## EXERCISE REQUIREMENTS
Wherever the word "bitů" appears in a line, copy that line.

## Lines of data
--------------------------------------------------
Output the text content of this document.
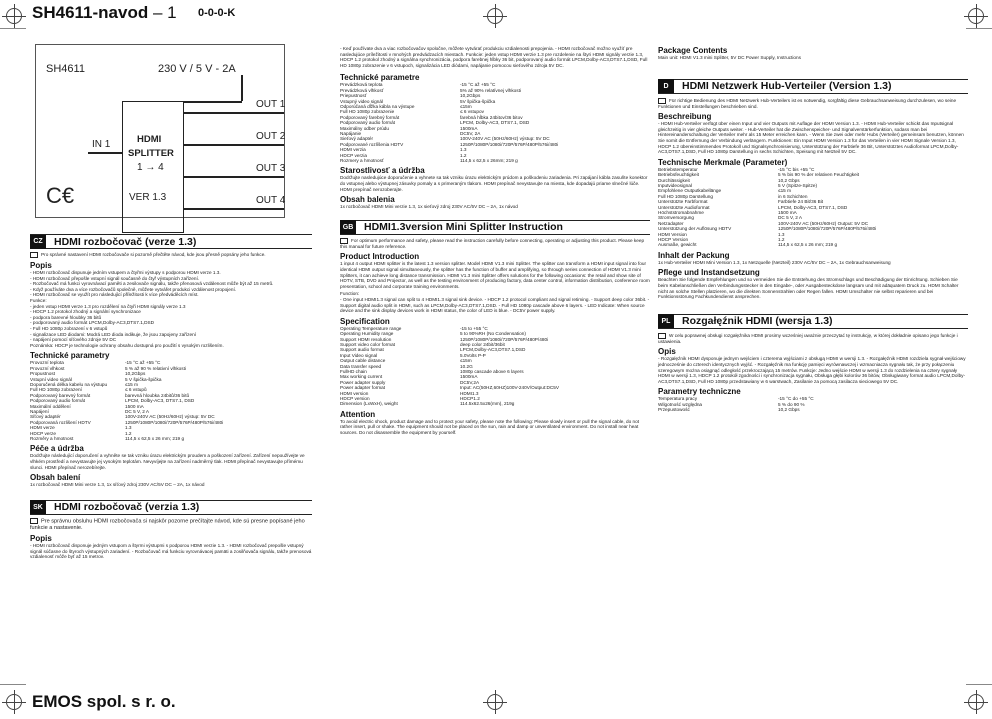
SH4611-navod – 1 0-0-0-K
EMOS spol. s r. o.
SH4611	230 V / 5 V - 2A
HDMI
SPLITTER
1 → 4
VER 1.3
IN 1
OUT 1
OUT 2
OUT 3
OUT 4
C€
CZ	HDMI rozbočovač (verze 1.3)
Pro správné nastavení HDMI rozbočovače si pozorně přečtěte návod, kde jsou přesně popsány jeho funkce.
Popis
- HDMI rozbočovač dispunuje jedním vstupem a čtyřmi výstupy s podporou HDMI verze 1.3.
- HDMI rozbočovač přepošle vstupní signál současně do čtyř výstupních zařízení.
- Rozbočovač má funkci vyrovnávací paměti a zesilovače signálu, takže přenosová vzdálenost může být až 15 metrů.
- Když používáte dva a více rozbočovačů společně, můžete vytvářet produkci vzdálenost propojení.
- HDMI rozbočovač se využít pro následující příležitosti k více předváděcích míst.
Funkce:
- jeden vstup HDMI verze 1.3 pro rozdělení na čtyři HDMI signály verze 1.3
- HDCP 1.2 protokol zhodný a signální synchronizace
- podpora barevné hloubky 36 bitů
- podporovaný audio formát LPCM,Dolby-AC3,DTS7.1,DSD
- Full HD 1080p zobrazení v 6 vstupů
- signalizace LED diodami: Modrá LED dioda indikuje, že jsou zapojeny zařízení
- napájení pomocí síťového zdroje 5V DC
Poznámka: HDCP je technologie ochrany obsahu dostupná pro použití s vysokým rozlišením.
Technické parametry
Provozní teplota	-15 °C až +55 °C
Provozní vlhkost	5 % až 90 % relativní vlhkosti
Propustnost	10,2Gbps
Vstupní video signál	5 V špička-špička
Doporučená délka kabelu na výstupu	≤15 m
Full HD 1080p zobrazení	≤ 6 vstupů
Podporovaný barevný formát	barevná hloubka 24bitů/36 bitů
Podporovaný audio formát	LPCM, Dolby-AC3, DTS7.1, DSD
Maximální oddělení	1500 mA
Napájení	DC 5 V, 2 A
Síťový adaptér	100V-240V AC (50Hz/60Hz) výstup: 5V DC
Podporovaná rozlišení HDTV	1250P/1080P/1080i/720P/576P/480P/576i/480i
HDMI verze	1.3
HDCP verze	1.2
Rozměry a hmotnost	114,5 x 62,5 x 26 mm; 219 g
Péče a údržba
Dodržujte následující doporučení a vyhněte se tak vzniku úrazu elektrickým proudem a poškození zařízení. Zařízení nepoužívejte ve vlhkém prostředí a nevystavujte jej vysokým teplotám. Nevyvíjejte na zařízení nadměrný tlak. HDMI přepínač nevystavujte přímému slunci. HDMI přepínač nerozebírejte.
Obsah balení
1x rozbočovač HDMI Mini verze 1.3, 1x síťový zdroj 230V AC/5V DC – 2A, 1x návod
SK HDMI rozbočovač (verzia 1.3)
Pre správnu obsluhu HDMI rozbočovača si najskôr pozorne prečítajte návod, kde sú presne popísané jeho funkcie a nastavenie.
Popis
- HDMI rozbočovač disponuje jedným vstupom a štyrmi výstupmi s podporou HDMI verzie 1.3. - HDMI rozbočovač prepošle vstupný signál súčasne do štyroch výstupných zariadení. - Rozbočovač má funkciu vyrovnávacej pamäti a zosilňovača signálu, takže prenosová vzdialenosť môže byť až 15 metrov.
- Keď používate dva a viac rozbočovačov spoločne, môžete vytvárať produkciu vzdialenosti prepojenia. - HDMI rozbočovač možno využiť pre nasledujúce príležitosti v mnohých predvádzacích miestach. Funkcie: jeden vstup HDMI verzie 1.3 pre rozdelenie na štyri HDMI signály verzie 1.3, HDCP 1.2 protokol zhodný a signálna synchronizácia, podpora farebnej hĺbky 36 bit, podporovaný audio formát LPCM,Dolby-AC3,DTS7.1,DSD, Full HD 1080p zobrazenie v 6 vstupoch, signalizácia LED diódami, napájanie pomocou sieťového zdroja 5V DC.
Technické parametre
Prevádzková teplota	-15 °C až +55 °C
Prevádzková vlhkosť	5% až 90% relatívnej vlhkosti
Priepustnosť	10,2Gbps
Vstupný video signál	5V špička-špička
Odporúčaná dĺžka kábla na výstupe	≤15m
Full HD 1080p zobrazenie	≤ 6 vstupov
Podporovaný farebný formát	farebná hĺbka 24bitov/36 bitov
Podporovaný audio formát	LPCM, Dolby-AC3, DTS7.1, DSD
Maximálny odber prúdu	1500mA
Napájanie	DC5V, 2A
Sieťový adaptér	100V-240V AC (50Hz/60Hz) výstup: 5V DC
Podporované rozlíšenia HDTV	1250P/1080P/1080i/720P/576P/480P/576i/480i
HDMI verzia	1.3
HDCP verzia	1.2
Rozmery a hmotnosť	114,5 x 62,5 x 26mm; 219 g
Starostlivosť a údržba
Dodržujte nasledujúce doporučenie a vyhnete sa tak vzniku úrazu elektrickým prúdom a poškodeniu zariadenia. Pri zapájaní kábla zasuňte konektor do vstupnej alebo výstupnej zásuvky pomaly a s primeraným tlakom. HDMI prepínač nevystavujte na miesta, kde dopadajú priame slnečné lúče. HDMI prepínač nerozoberajte.
Obsah balenia
1x rozbočovač HDMI Mini verzie 1.3, 1x sieťový zdroj 230V AC/5V DC – 2A, 1x návod
GB HDMI1.3version Mini Splitter Instruction
For optimum performance and safety, please read the instruction carefully before connecting, operating or adjusting this product. Please keep this manual for future reference.
Product Introduction
1 input 4 output HDMI splitter is the latest 1.3 version splitter. Model HDMI V1.3 mini Splitter. The splitter can transform a HDMI input signal into four identical HDMI output signal simultaneously, the splitter has the function of buffer and amplifying, so through series connection of HDMI V1.3 mini Splitters, it can achieve long distance transmission. HDMI V1.3 mini Splitter offers solutions for the following occasions: the retail and show site of HDTV, STB, DVD and Projector, as well as the testing environment of producing factory, data center control, information distribution, conference room presentation, school and corporate training environments.
Function:
- One input HDMI1.3 signal can split to 4 HDMI1.3 signal sink device. - HDCP 1.2 protocol compliant and signal retiming. - Support deep color 36bit. - Support digital audio split in HDMI, such as LPCM,Dolby-AC3,DTS7.1,DSD. - Full HD 1080p cascade above 6 layers. - LED Indicate: When source device and the sink display devices work in HDMI status, the color of LED is blue. - DC5V power supply.
Specification
Operating Temperature range	-15 to +55 °C
Operating Humidity range	5 to 90%RH (No Condensation)
Support HDMI resolution	1250P/1080P/1080i/720P/576P/480P/480i
Support video color format	deep color 24bit/36bit
Support audio format	LPCM,Dolby-AC3,DTS7.1,DSD
Input Video signal	5.0Volts P-P
Output cable distance	≤15m
Data transfer speed	10.2G
FullHD chain	1080p cascade above 6 layers
Max working current	1500mA
Power adapter supply	DC5V,2A
Power adapter format	Input: AC(50HZ,60HZ)100V-240V/Output:DC5V
HDMI version	HDMI1.3
HDCP version	HDCP1.2
Dimension (LxWxH), weight	114.5x62.5x26(mm), 219g
Attention
To avoid electric shock, product damage and to protect your safety, please note the following: Please slowly insert or pull the signal cable, do not rather insert, pull or shake. The equipment should not be placed on the sun, rain and damp or unventilated environment. Do not install near heat sources. Do not disassemble the equipment by yourself.
Package Contents
Main unit: HDMI V1.3 mini Splitter, 5V DC Power Supply, Instructions
D	HDMI Netzwerk Hub-Verteiler (Version 1.3)
Für richtige Bedienung des HDMI Netzwerk Hub-Verteilers ist es notwendig, sorgfältig diese Gebrauchsanweisung durchzulesen, wo seine Funktionen und Einstellungen beschrieben sind.
Beschreibung
- HDMI Hub-Verteiler verfügt über einen Input und vier Outputs mit Auflage der HDMI Version 1.3. - HDMI Hub-Verteiler schickt das Inputsignal gleichzeitig in vier gleiche Outputs weiter. - Hub-Verteiler hat die Zwischenspeicher- und Signalverstärkerfunktion, sodass man bei Hintereinanderschaltung der Verteiler mehr als 15 Meter erreichen kann. - Wenn Sie zwei oder mehr Hubs (Verteiler) gemeinsam benutzen, können Sie somit die Entfernung der Verbindung verlängern. Funktionen: Ein Input HDMI Version 1.3 für das Verteilen in vier HDMI Signale Version 1.3, HDCP 1.2 übereinstimmendes Protokoll und Signalsynchronisierung, Unterstützung der Farbtiefe 36 Bit, Unterstütztes Audioformat LPCM,Dolby-AC3,DTS7.1,DSD, Full HD 1080p Darstellung in sechs Schichten, Speisung mit Netzteil 5V DC.
Technische Merkmale (Parameter)
Betriebstemperatur	-15 °C bis +55 °C
Betriebsfeuchtigkeit	5 % bis 90 % der relativen Feuchtigkeit
Durchlässigkeit	10,2 Gbps
Inputvideosignal	5 V (Spitze-Spitze)
Empfohlene Outputkabellänge	≤15 m
Full HD 1080p Darstellung	in 6 Schichten
Unterstützte Farbformat	Farbtiefe 24 Bit/36 Bit
Unterstützte Audioformat	LPCM, Dolby-AC3, DTS7.1, DSD
Höchststromabnahme	1500 mA
Stromversorgung	DC 5 V, 2 A
Netzadapter	100V-240V AC (50Hz/60Hz) Output: 5V DC
Unterstützung der Auflösung HDTV	1250P/1080P/1080i/720P/576P/480P/576i/480i
HDMI Version	1.3
HDCP Version	1.2
Ausmaße, gewicht	114,5 x 62,5 x 26 mm; 219 g
Inhalt der Packung
1x Hub-Verteiler HDMI Mini Version 1.3, 1x Netzquelle (Netzteil) 230V AC/5V DC – 2A, 1x Gebrauchsanweisung
Pflege und Instandsetzung
Beachten Sie folgende Empfehlungen und so vermeiden Sie die Entstehung des Stromschlags und Beschädigung der Einrichtung. Schieben Sie beim Kabelanschließen den Verbindungsstecker in den Eingabe-, oder Ausgabesteckdose langsam und mit adäquatem Druck zu. HDMI Schalter nicht an solche Stellen platzieren, wo die direkten Sonnenstrahlen oder Regen fallen. HDMI Umschalter nie selbst reparieren und bei Funktionsstörung Fachkundendienst ansprechen.
PL	Rozgałęźnik HDMI (wersja 1.3)
W celu poprawnej obsługi rozgałęźnika HDMI prosimy wcześniej uważnie przeczytać tę instrukcję, w której dokładnie opisano jego funkcje i ustawienia.
Opis
- Rozgałęźnik HDMI dysponuje jednym wejściem i czterema wyjściami z obsługą HDMI w wersji 1.3. - Rozgałęźnik HDMI rozdziela sygnał wejściowy jednocześnie do czterech identycznych wyjść. - Rozgałęźnik ma funkcję pamięci wyrównawczej i wzmacniacza sygnału tak, że przy połączeniu szeregowym można osiągnąć odległość przekroczającą 15 metrów. Funkcje: Jedno wejście HDMI w wersji 1.3 do rozdzielenia na cztery sygnały HDMI w wersji 1.3, HDCP 1.2 protokół zgodności i synchronizacja sygnału, Obsługa głębi kolorów 36 bitów, Obsługiwany format audio LPCM,Dolby-AC3,DTS7.1,DSD, Full HD 1080p przedstawiany w 6 warstwach, Zasilanie za pomocą zasilacza sieciowego 5V DC.
Parametry techniczne
Temperatura pracy	-15 °C do +55 °C
Wilgotność względna	5 % do 90 %
Przepustowość	10,2 Gbps
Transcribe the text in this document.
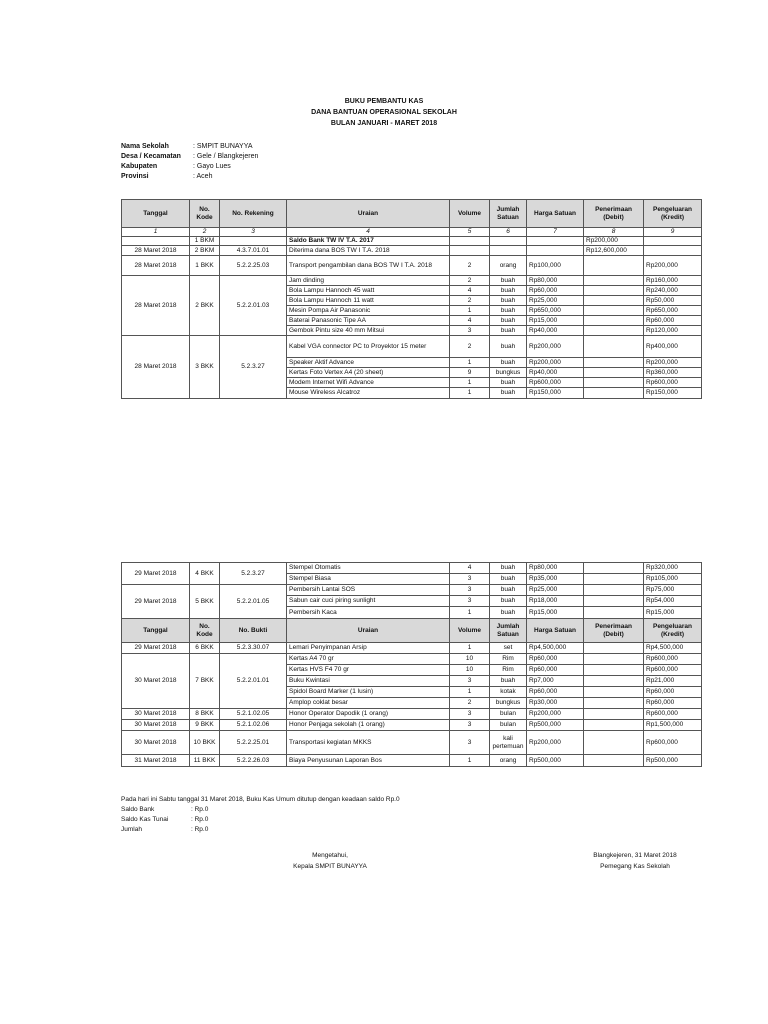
BUKU PEMBANTU KAS
DANA BANTUAN OPERASIONAL SEKOLAH
BULAN JANUARI - MARET 2018
Nama Sekolah	: SMPIT BUNAYYA
Desa / Kecamatan	: Gele / Blangkejeren
Kabupaten	: Gayo Lues
Provinsi	: Aceh
Tanggal	No. Kode	No. Rekening	Uraian	Volume	Jumlah Satuan	Harga Satuan	Penerimaan (Debit)	Pengeluaran (Kredit)
1	2	3	4	5	6	7	8	9
	1 BKM		Saldo Bank TW IV T.A. 2017				Rp200,000	
28 Maret 2018	2 BKM	4.3.7.01.01	Diterima dana BOS TW I T.A. 2018				Rp12,600,000	
28 Maret 2018	1 BKK	5.2.2.25.03	Transport pengambilan dana BOS TW I T.A. 2018	2	orang	Rp100,000		Rp200,000
28 Maret 2018	2 BKK	5.2.2.01.03	Jam dinding	2	buah	Rp80,000		Rp160,000
			Bola Lampu Hannoch 45 watt	4	buah	Rp60,000		Rp240,000
			Bola Lampu Hannoch 11 watt	2	buah	Rp25,000		Rp50,000
			Mesin Pompa Air Panasonic	1	buah	Rp650,000		Rp650,000
			Baterai Panasonic Tipe AA	4	buah	Rp15,000		Rp60,000
			Gembok Pintu size 40 mm Mitsui	3	buah	Rp40,000		Rp120,000
28 Maret 2018	3 BKK	5.2.3.27	Kabel VGA connector PC to Proyektor 15 meter	2	buah	Rp200,000		Rp400,000
			Speaker Aktif Advance	1	buah	Rp200,000		Rp200,000
			Kertas Foto Vertex A4 (20 sheet)	9	bungkus	Rp40,000		Rp360,000
			Modem Internet Wifi Advance	1	buah	Rp600,000		Rp600,000
			Mouse Wireless Alcatroz	1	buah	Rp150,000		Rp150,000
29 Maret 2018	4 BKK	5.2.3.27	Stempel Otomatis	4	buah	Rp80,000		Rp320,000
			Stempel Biasa	3	buah	Rp35,000		Rp105,000
29 Maret 2018	5 BKK	5.2.2.01.05	Pembersih Lantai SOS	3	buah	Rp25,000		Rp75,000
			Sabun cair cuci piring sunlight	3	buah	Rp18,000		Rp54,000
			Pembersih Kaca	1	buah	Rp15,000		Rp15,000
Tanggal	No. Kode	No. Bukti	Uraian	Volume	Jumlah Satuan	Harga Satuan	Penerimaan (Debit)	Pengeluaran (Kredit)
29 Maret 2018	6 BKK	5.2.3.30.07	Lemari Penyimpanan Arsip	1	set	Rp4,500,000		Rp4,500,000
30 Maret 2018	7 BKK	5.2.2.01.01	Kertas A4 70 gr	10	Rim	Rp60,000		Rp600,000
			Kertas HVS F4 70 gr	10	Rim	Rp60,000		Rp600,000
			Buku Kwintasi	3	buah	Rp7,000		Rp21,000
			Spidol Board Marker (1 lusin)	1	kotak	Rp60,000		Rp60,000
			Amplop coklat besar	2	bungkus	Rp30,000		Rp60,000
30 Maret 2018	8 BKK	5.2.1.02.05	Honor Operator Dapodik (1 orang)	3	bulan	Rp200,000		Rp600,000
30 Maret 2018	9 BKK	5.2.1.02.06	Honor Penjaga sekolah (1 orang)	3	bulan	Rp500,000		Rp1,500,000
30 Maret 2018	10 BKK	5.2.2.25.01	Transportasi kegiatan MKKS	3	kali pertemuan	Rp200,000		Rp600,000
31 Maret 2018	11 BKK	5.2.2.26.03	Biaya Penyusunan Laporan Bos	1	orang	Rp500,000		Rp500,000
Pada hari ini Sabtu tanggal 31 Maret 2018, Buku Kas Umum ditutup dengan keadaan saldo Rp.0
Saldo Bank	: Rp.0
Saldo Kas Tunai	: Rp.0
Jumlah	: Rp.0
Mengetahui,
Kepala SMPIT BUNAYYA
Blangkejeren, 31 Maret 2018
Pemegang Kas Sekolah
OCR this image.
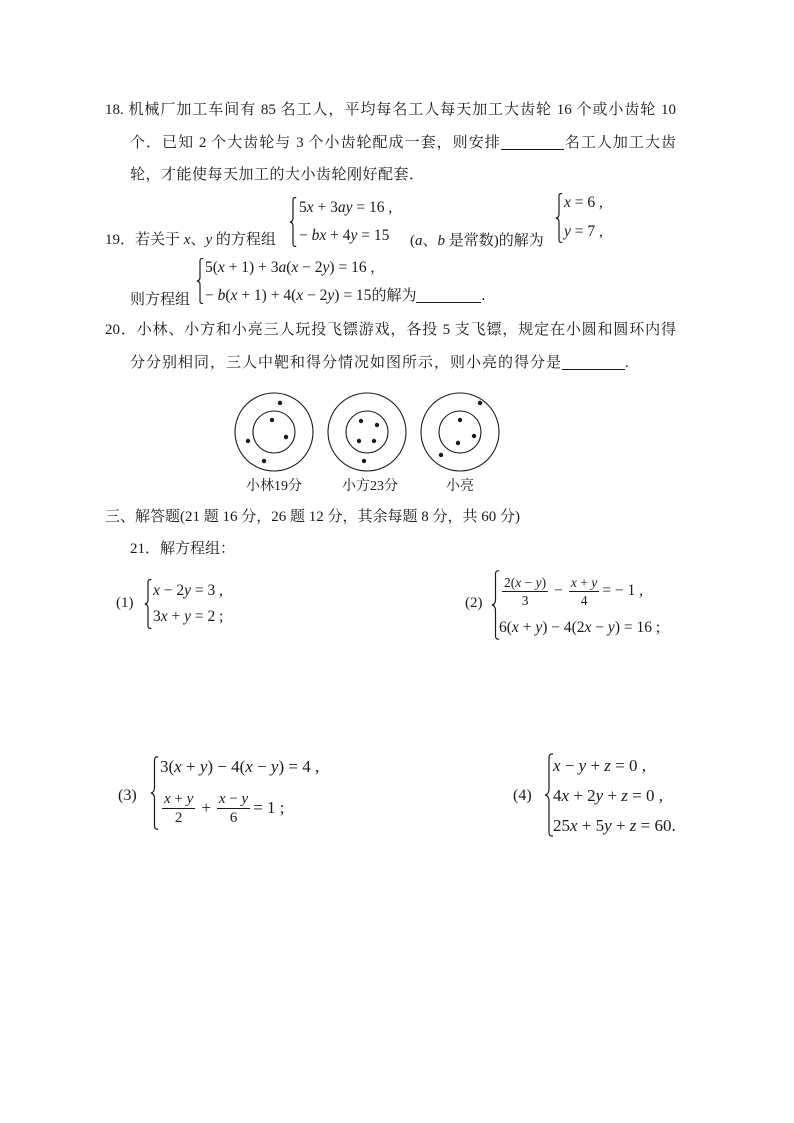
18. 机械厂加工车间有 85 名工人，平均每名工人每天加工大齿轮 16 个或小齿轮 10
个．已知 2 个大齿轮与 3 个小齿轮配成一套，则安排	名工人加工大齿
轮，才能使每天加工的大小齿轮刚好配套．
19．若关于 x、y 的方程组
5x + 3ay = 16 ,
− bx + 4y = 15 (a、b 是常数)的解为
x = 6 ,
y = 7 ,
则方程组
5(x + 1) + 3a(x − 2y) = 16 ,
− b(x + 1) + 4(x − 2y) = 15的解为	.
20．小林、小方和小亮三人玩投飞镖游戏，各投 5 支飞镖，规定在小圆和圆环内得
分分别相同，三人中靶和得分情况如图所示，则小亮的得分是	.
小林19分	小方23分	小亮
三、解答题(21 题 16 分，26 题 12 分，其余每题 8 分，共 60 分)
21．解方程组：
(1)
x − 2y = 3 ,
3x + y = 2 ;
$(2) \frac{2(x - y)}{3} - \frac{x + y}{4}$ = − 1 ,
6(x + y) − 4(2x − y) = 16 ;
(3)
3(x + y) − 4(x − y) = 4 ,
$\frac{x + y}{2} + \frac{x - y}{6} = 1$ ;
(4)
x − y + z = 0 ,
4x + 2y + z = 0 ,
25x + 5y + z = 60.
--------------------------------------------------
## SOLUTION TO THE PROBLEM
- podpora barevné hloubky 36 bitů
Podporovaný barevný formát	barevná hloubka 24bitů/36 bitů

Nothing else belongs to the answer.